**Exercise description**
Print all of the entries exactly, minus the pictures.

### Information supplied ###

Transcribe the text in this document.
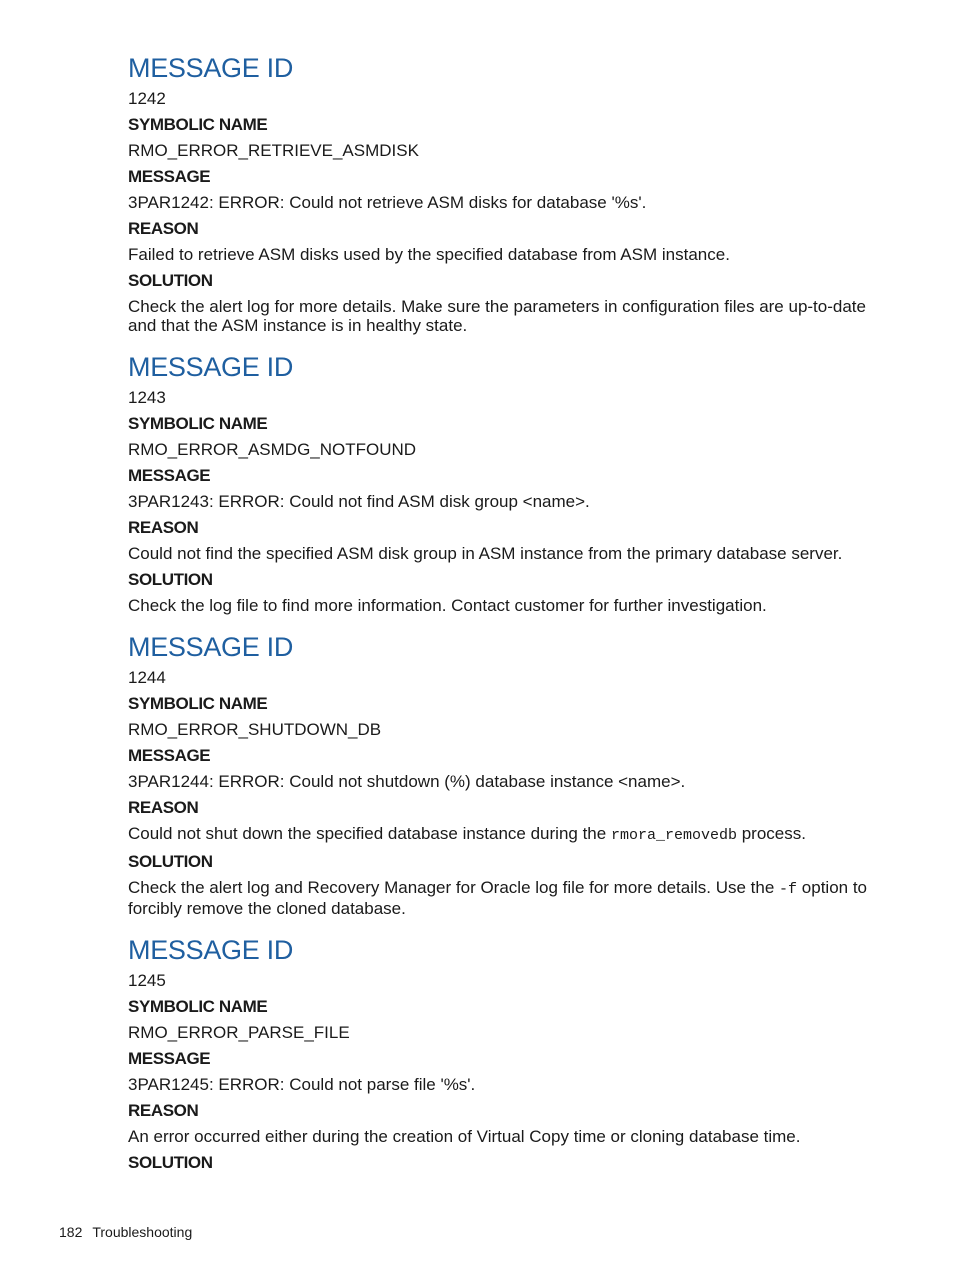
MESSAGE ID

1242

SYMBOLIC NAME

RMO_ERROR_RETRIEVE_ASMDISK

MESSAGE

3PAR1242: ERROR: Could not retrieve ASM disks for database '%s'.

REASON

Failed to retrieve ASM disks used by the specified database from ASM instance.

SOLUTION

Check the alert log for more details. Make sure the parameters in configuration files are up-to-date and that the ASM instance is in healthy state.

MESSAGE ID

1243

SYMBOLIC NAME

RMO_ERROR_ASMDG_NOTFOUND

MESSAGE

3PAR1243: ERROR: Could not find ASM disk group <name>.

REASON

Could not find the specified ASM disk group in ASM instance from the primary database server.

SOLUTION

Check the log file to find more information. Contact customer for further investigation.

MESSAGE ID

1244

SYMBOLIC NAME

RMO_ERROR_SHUTDOWN_DB

MESSAGE

3PAR1244: ERROR: Could not shutdown (%) database instance <name>.

REASON

Could not shut down the specified database instance during the rmora_removedb process.

SOLUTION

Check the alert log and Recovery Manager for Oracle log file for more details. Use the -f option to forcibly remove the cloned database.

MESSAGE ID

1245

SYMBOLIC NAME

RMO_ERROR_PARSE_FILE

MESSAGE

3PAR1245: ERROR: Could not parse file '%s'.

REASON

An error occurred either during the creation of Virtual Copy time or cloning database time.

SOLUTION

182 Troubleshooting
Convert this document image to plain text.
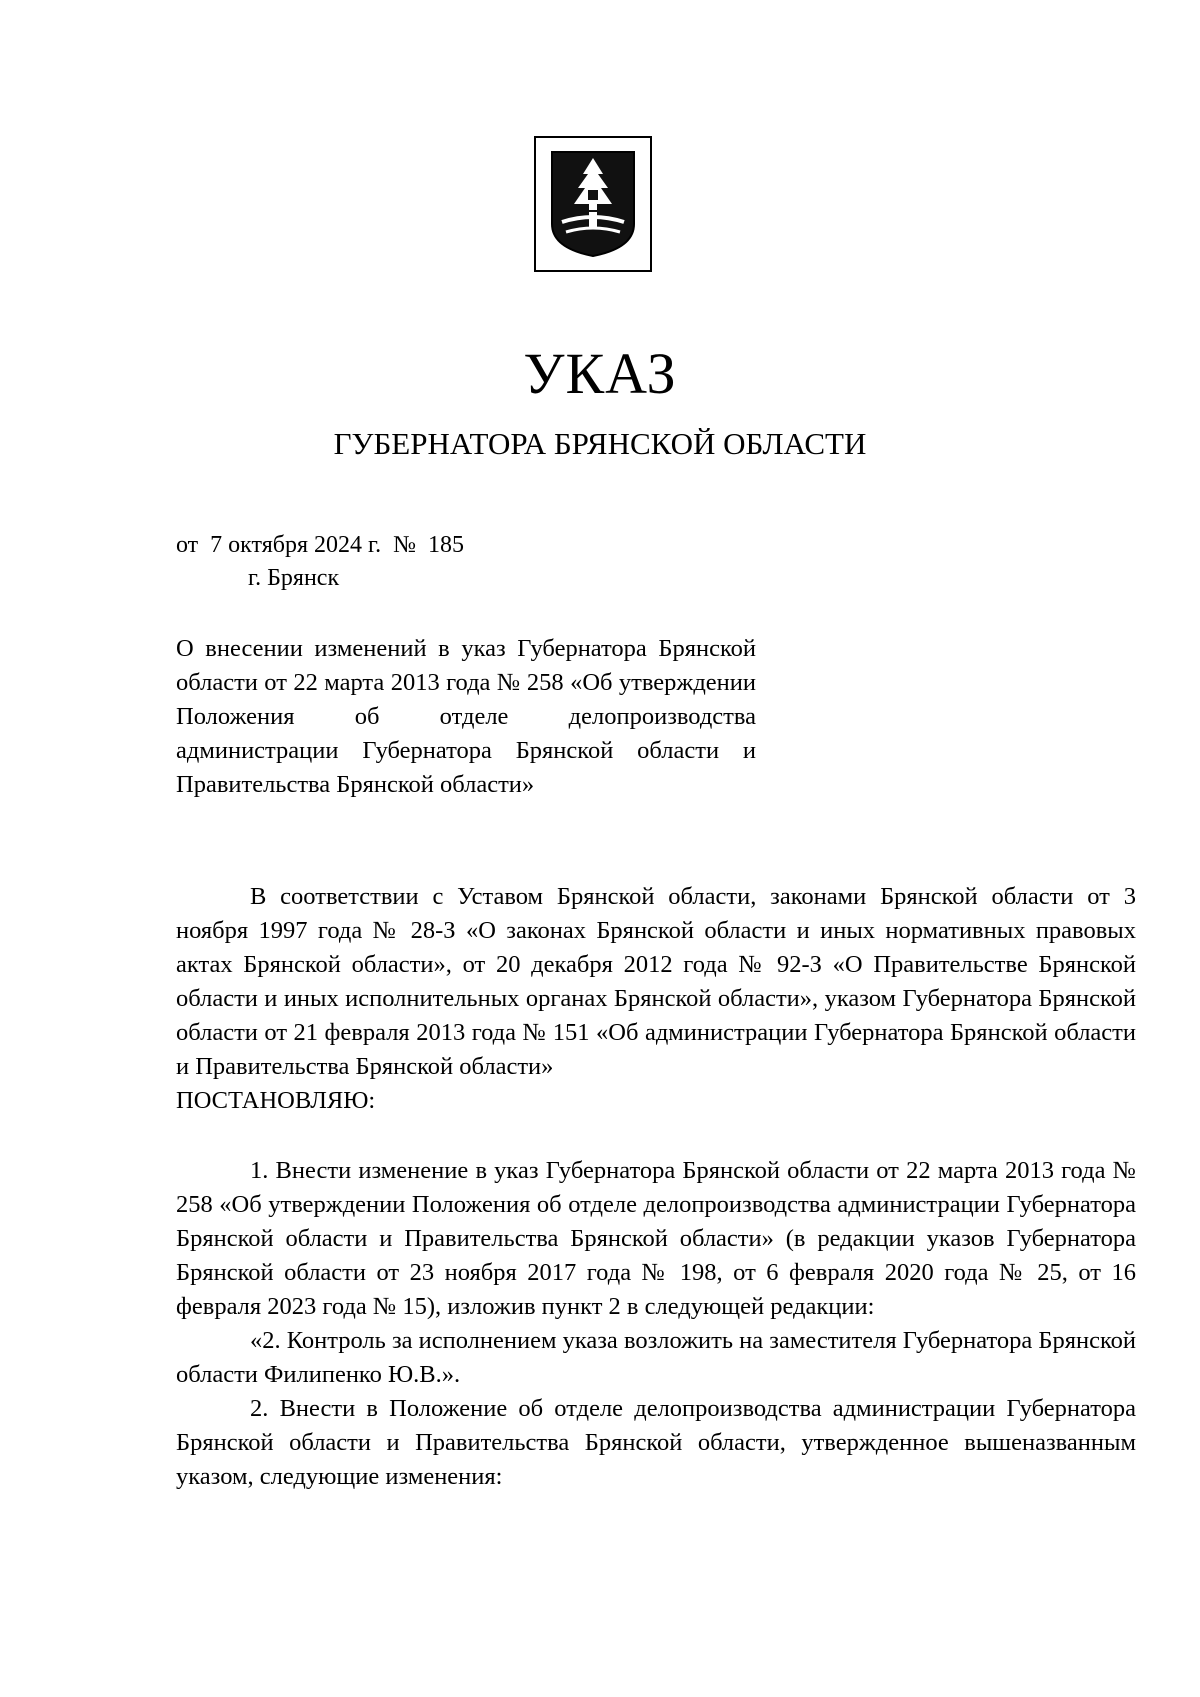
УКАЗ
ГУБЕРНАТОРА БРЯНСКОЙ ОБЛАСТИ
от  7 октября 2024 г.  №  185
г. Брянск
О внесении изменений в указ Губернатора Брянской области от 22 марта 2013 года № 258 «Об утверждении Положения об отделе делопроизводства администрации Губернатора Брянской области и Правительства Брянской области»

В соответствии с Уставом Брянской области, законами Брянской области от 3 ноября 1997 года № 28-З «О законах Брянской области и иных нормативных правовых актах Брянской области», от 20 декабря 2012 года № 92-З «О Правительстве Брянской области и иных исполнительных органах Брянской области», указом Губернатора Брянской области от 21 февраля 2013 года № 151 «Об администрации Губернатора Брянской области и Правительства Брянской области»

ПОСТАНОВЛЯЮ:

1. Внести изменение в указ Губернатора Брянской области от 22 марта 2013 года № 258 «Об утверждении Положения об отделе делопроизводства администрации Губернатора Брянской области и Правительства Брянской области» (в редакции указов Губернатора Брянской области от 23 ноября 2017 года № 198, от 6 февраля 2020 года № 25, от 16 февраля 2023 года № 15), изложив пункт 2 в следующей редакции:

«2. Контроль за исполнением указа возложить на заместителя Губернатора Брянской области Филипенко Ю.В.».

2. Внести в Положение об отделе делопроизводства администрации Губернатора Брянской области и Правительства Брянской области, утвержденное вышеназванным указом, следующие изменения:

###

**Output below**
Transcribe the text in this document.
MESSAGE ID

1242

SYMBOLIC NAME

RMO_ERROR_RETRIEVE_ASMDISK

MESSAGE

3PAR1242: ERROR: Could not retrieve ASM disks for database '%s'.

REASON

Failed to retrieve ASM disks used by the specified database from ASM instance.

SOLUTION

Check the alert log for more details. Make sure the parameters in configuration files are up-to-date and that the ASM instance is in healthy state.

MESSAGE ID

1243

SYMBOLIC NAME

RMO_ERROR_ASMDG_NOTFOUND

MESSAGE

3PAR1243: ERROR: Could not find ASM disk group <name>.

REASON

Could not find the specified ASM disk group in ASM instance from the primary database server.

SOLUTION

Check the log file to find more information. Contact customer for further investigation.

MESSAGE ID

1244

SYMBOLIC NAME

RMO_ERROR_SHUTDOWN_DB

MESSAGE

3PAR1244: ERROR: Could not shutdown (%) database instance <name>.

REASON

Could not shut down the specified database instance during the rmora_removedb process.

SOLUTION

Check the alert log and Recovery Manager for Oracle log file for more details. Use the -f option to forcibly remove the cloned database.

MESSAGE ID

1245

SYMBOLIC NAME

RMO_ERROR_PARSE_FILE

MESSAGE

3PAR1245: ERROR: Could not parse file '%s'.

REASON

An error occurred either during the creation of Virtual Copy time or cloning database time.

SOLUTION

182 Troubleshooting
Convert this document image to plain text.
УКАЗ
ГУБЕРНАТОРА БРЯНСКОЙ ОБЛАСТИ
от  7 октября 2024 г.  №  185
г. Брянск
О внесении изменений в указ Губернатора Брянской области от 22 марта 2013 года № 258 «Об утверждении Положения об отделе делопроизводства администрации Губернатора Брянской области и Правительства Брянской области»

В соответствии с Уставом Брянской области, законами Брянской области от 3 ноября 1997 года № 28-З «О законах Брянской области и иных нормативных правовых актах Брянской области», от 20 декабря 2012 года № 92-З «О Правительстве Брянской области и иных исполнительных органах Брянской области», указом Губернатора Брянской области от 21 февраля 2013 года № 151 «Об администрации Губернатора Брянской области и Правительства Брянской области»

ПОСТАНОВЛЯЮ:

1. Внести изменение в указ Губернатора Брянской области от 22 марта 2013 года № 258 «Об утверждении Положения об отделе делопроизводства администрации Губернатора Брянской области и Правительства Брянской области» (в редакции указов Губернатора Брянской области от 23 ноября 2017 года № 198, от 6 февраля 2020 года № 25, от 16 февраля 2023 года № 15), изложив пункт 2 в следующей редакции:

«2. Контроль за исполнением указа возложить на заместителя Губернатора Брянской области Филипенко Ю.В.».

2. Внести в Положение об отделе делопроизводства администрации Губернатора Брянской области и Правительства Брянской области, утвержденное вышеназванным указом, следующие изменения:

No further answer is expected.